— Start of GIVEN DATA —

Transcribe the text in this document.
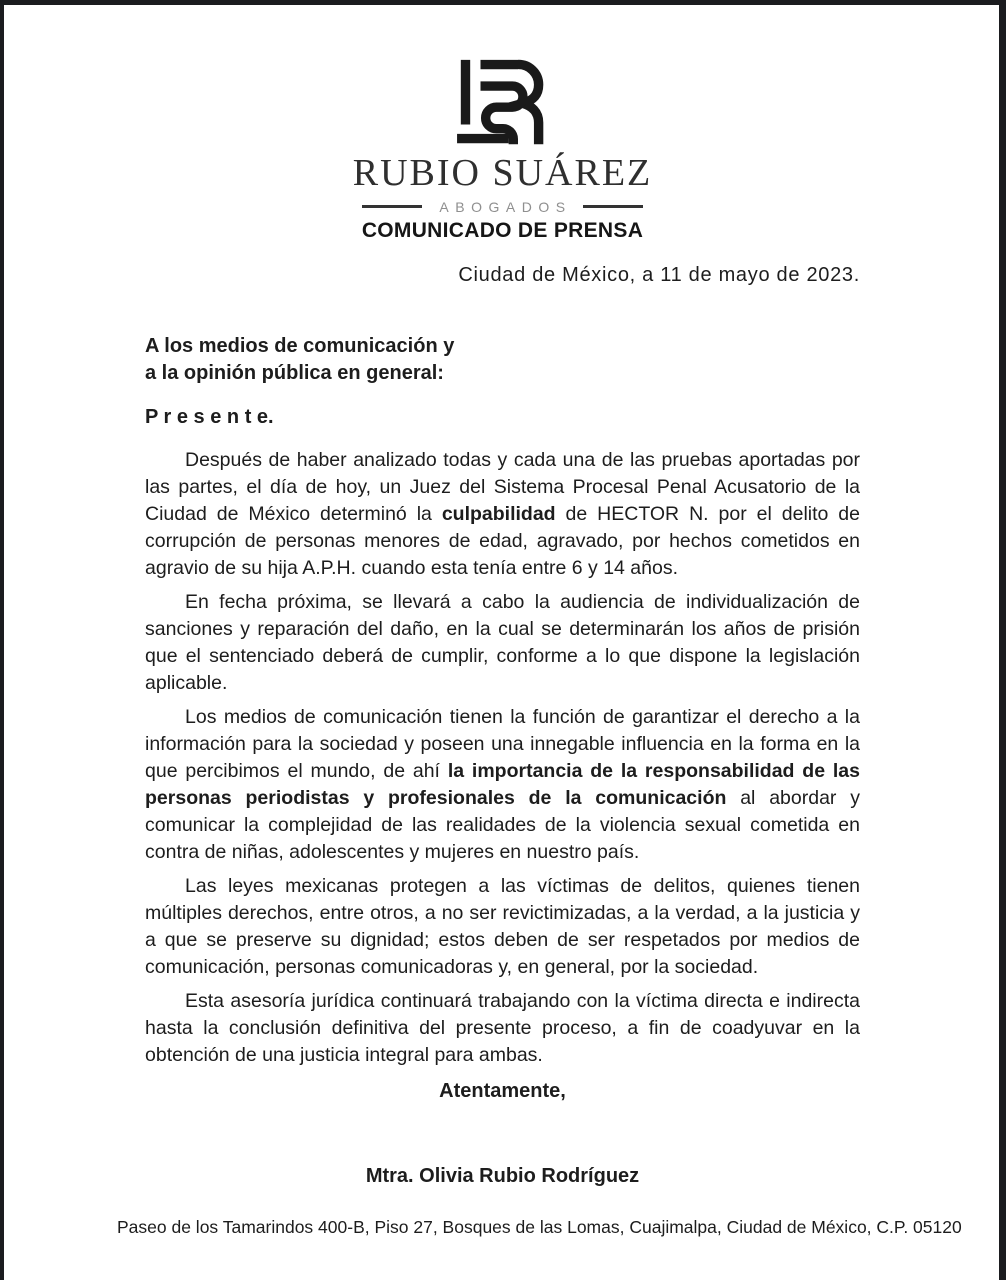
RUBIO SUÁREZ
ABOGADOS
COMUNICADO DE PRENSA
Ciudad de México, a 11 de mayo de 2023.
A los medios de comunicación y
a la opinión pública en general:
P r e s e n t e.

Después de haber analizado todas y cada una de las pruebas aportadas por las partes, el día de hoy, un Juez del Sistema Procesal Penal Acusatorio de la Ciudad de México determinó la culpabilidad de HECTOR N. por el delito de corrupción de personas menores de edad, agravado, por hechos cometidos en agravio de su hija A.P.H. cuando esta tenía entre 6 y 14 años.

En fecha próxima, se llevará a cabo la audiencia de individualización de sanciones y reparación del daño, en la cual se determinarán los años de prisión que el sentenciado deberá de cumplir, conforme a lo que dispone la legislación aplicable.

Los medios de comunicación tienen la función de garantizar el derecho a la información para la sociedad y poseen una innegable influencia en la forma en la que percibimos el mundo, de ahí la importancia de la responsabilidad de las personas periodistas y profesionales de la comunicación al abordar y comunicar la complejidad de las realidades de la violencia sexual cometida en contra de niñas, adolescentes y mujeres en nuestro país.

Las leyes mexicanas protegen a las víctimas de delitos, quienes tienen múltiples derechos, entre otros, a no ser revictimizadas, a la verdad, a la justicia y a que se preserve su dignidad; estos deben de ser respetados por medios de comunicación, personas comunicadoras y, en general, por la sociedad.

Esta asesoría jurídica continuará trabajando con la víctima directa e indirecta hasta la conclusión definitiva del presente proceso, a fin de coadyuvar en la obtención de una justicia integral para ambas.

Atentamente,
Mtra. Olivia Rubio Rodríguez
Paseo de los Tamarindos 400-B, Piso 27, Bosques de las Lomas, Cuajimalpa, Ciudad de México, C.P. 05120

— End of GIVEN DATA —

**GIVEN TASK**
Copy out the lines that hold "tienen".

**SOLUTION FOR THIS TASK**
Los medios de comunicación tienen la función de garantizar el derecho a la información para la sociedad y poseen una innegable influencia en la forma en la que percibimos el mundo, de ahí la importancia de la responsabilidad de las personas periodistas y profesionales de la comunicación al abordar y comunicar la complejidad de las realidades de la violencia sexual cometida en contra de niñas, adolescentes y mujeres en nuestro país.
Las leyes mexicanas protegen a las víctimas de delitos, quienes tienen múltiples derechos, entre otros, a no ser revictimizadas, a la verdad, a la justicia y a que se preserve su dignidad; estos deben de ser respetados por medios de comunicación, personas comunicadoras y, en general, por la sociedad.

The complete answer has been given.